(Items from a figure collection)
┄┄┄┄┄┄

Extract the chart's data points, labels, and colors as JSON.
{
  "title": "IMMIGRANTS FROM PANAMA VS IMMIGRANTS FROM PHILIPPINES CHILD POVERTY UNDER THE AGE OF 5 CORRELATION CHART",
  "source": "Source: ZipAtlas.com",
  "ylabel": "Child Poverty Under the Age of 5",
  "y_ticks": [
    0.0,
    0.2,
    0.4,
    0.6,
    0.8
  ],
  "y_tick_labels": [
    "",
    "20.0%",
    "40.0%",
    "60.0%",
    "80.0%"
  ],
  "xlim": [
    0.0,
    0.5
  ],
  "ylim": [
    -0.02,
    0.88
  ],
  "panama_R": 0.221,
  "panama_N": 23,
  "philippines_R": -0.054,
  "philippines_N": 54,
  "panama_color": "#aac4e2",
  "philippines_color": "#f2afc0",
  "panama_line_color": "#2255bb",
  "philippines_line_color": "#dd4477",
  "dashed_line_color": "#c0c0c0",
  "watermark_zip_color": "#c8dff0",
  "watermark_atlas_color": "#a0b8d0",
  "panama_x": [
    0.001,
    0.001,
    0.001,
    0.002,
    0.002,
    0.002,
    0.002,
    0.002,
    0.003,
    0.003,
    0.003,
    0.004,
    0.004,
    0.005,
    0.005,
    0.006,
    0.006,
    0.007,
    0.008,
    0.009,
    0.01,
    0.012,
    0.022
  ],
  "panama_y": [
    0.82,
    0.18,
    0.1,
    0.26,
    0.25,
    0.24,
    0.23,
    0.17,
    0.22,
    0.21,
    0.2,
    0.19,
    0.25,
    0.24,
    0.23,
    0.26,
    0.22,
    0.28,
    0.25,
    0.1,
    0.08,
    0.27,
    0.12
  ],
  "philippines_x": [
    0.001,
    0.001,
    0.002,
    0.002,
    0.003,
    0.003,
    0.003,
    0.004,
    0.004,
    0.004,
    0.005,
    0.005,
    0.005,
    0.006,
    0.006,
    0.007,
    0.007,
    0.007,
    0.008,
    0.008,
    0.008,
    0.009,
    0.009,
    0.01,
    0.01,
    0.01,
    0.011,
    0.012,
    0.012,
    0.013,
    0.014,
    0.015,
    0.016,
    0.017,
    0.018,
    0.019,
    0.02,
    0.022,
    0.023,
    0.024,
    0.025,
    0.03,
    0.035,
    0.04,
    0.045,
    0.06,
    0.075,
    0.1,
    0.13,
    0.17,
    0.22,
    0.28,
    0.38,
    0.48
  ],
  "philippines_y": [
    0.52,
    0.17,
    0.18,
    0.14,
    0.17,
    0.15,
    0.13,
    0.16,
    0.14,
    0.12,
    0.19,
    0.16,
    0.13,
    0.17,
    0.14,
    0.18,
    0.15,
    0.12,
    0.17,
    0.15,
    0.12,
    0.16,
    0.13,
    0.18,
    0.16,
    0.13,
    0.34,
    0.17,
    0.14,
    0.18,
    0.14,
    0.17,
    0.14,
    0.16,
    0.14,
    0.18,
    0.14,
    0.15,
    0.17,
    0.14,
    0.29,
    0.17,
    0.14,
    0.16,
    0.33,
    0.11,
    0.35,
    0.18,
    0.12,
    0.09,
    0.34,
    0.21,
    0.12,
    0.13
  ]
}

┄┄┄┄┄┄

• Your task
Give all the records again. Match them exactly.

• Complete response
Extract the chart's data points, labels, and colors as JSON.
{
  "title": "IMMIGRANTS FROM PANAMA VS IMMIGRANTS FROM PHILIPPINES CHILD POVERTY UNDER THE AGE OF 5 CORRELATION CHART",
  "source": "Source: ZipAtlas.com",
  "ylabel": "Child Poverty Under the Age of 5",
  "y_ticks": [
    0.0,
    0.2,
    0.4,
    0.6,
    0.8
  ],
  "y_tick_labels": [
    "",
    "20.0%",
    "40.0%",
    "60.0%",
    "80.0%"
  ],
  "xlim": [
    0.0,
    0.5
  ],
  "ylim": [
    -0.02,
    0.88
  ],
  "panama_R": 0.221,
  "panama_N": 23,
  "philippines_R": -0.054,
  "philippines_N": 54,
  "panama_color": "#aac4e2",
  "philippines_color": "#f2afc0",
  "panama_line_color": "#2255bb",
  "philippines_line_color": "#dd4477",
  "dashed_line_color": "#c0c0c0",
  "watermark_zip_color": "#c8dff0",
  "watermark_atlas_color": "#a0b8d0",
  "panama_x": [
    0.001,
    0.001,
    0.001,
    0.002,
    0.002,
    0.002,
    0.002,
    0.002,
    0.003,
    0.003,
    0.003,
    0.004,
    0.004,
    0.005,
    0.005,
    0.006,
    0.006,
    0.007,
    0.008,
    0.009,
    0.01,
    0.012,
    0.022
  ],
  "panama_y": [
    0.82,
    0.18,
    0.1,
    0.26,
    0.25,
    0.24,
    0.23,
    0.17,
    0.22,
    0.21,
    0.2,
    0.19,
    0.25,
    0.24,
    0.23,
    0.26,
    0.22,
    0.28,
    0.25,
    0.1,
    0.08,
    0.27,
    0.12
  ],
  "philippines_x": [
    0.001,
    0.001,
    0.002,
    0.002,
    0.003,
    0.003,
    0.003,
    0.004,
    0.004,
    0.004,
    0.005,
    0.005,
    0.005,
    0.006,
    0.006,
    0.007,
    0.007,
    0.007,
    0.008,
    0.008,
    0.008,
    0.009,
    0.009,
    0.01,
    0.01,
    0.01,
    0.011,
    0.012,
    0.012,
    0.013,
    0.014,
    0.015,
    0.016,
    0.017,
    0.018,
    0.019,
    0.02,
    0.022,
    0.023,
    0.024,
    0.025,
    0.03,
    0.035,
    0.04,
    0.045,
    0.06,
    0.075,
    0.1,
    0.13,
    0.17,
    0.22,
    0.28,
    0.38,
    0.48
  ],
  "philippines_y": [
    0.52,
    0.17,
    0.18,
    0.14,
    0.17,
    0.15,
    0.13,
    0.16,
    0.14,
    0.12,
    0.19,
    0.16,
    0.13,
    0.17,
    0.14,
    0.18,
    0.15,
    0.12,
    0.17,
    0.15,
    0.12,
    0.16,
    0.13,
    0.18,
    0.16,
    0.13,
    0.34,
    0.17,
    0.14,
    0.18,
    0.14,
    0.17,
    0.14,
    0.16,
    0.14,
    0.18,
    0.14,
    0.15,
    0.17,
    0.14,
    0.29,
    0.17,
    0.14,
    0.16,
    0.33,
    0.11,
    0.35,
    0.18,
    0.12,
    0.09,
    0.34,
    0.21,
    0.12,
    0.13
  ]
}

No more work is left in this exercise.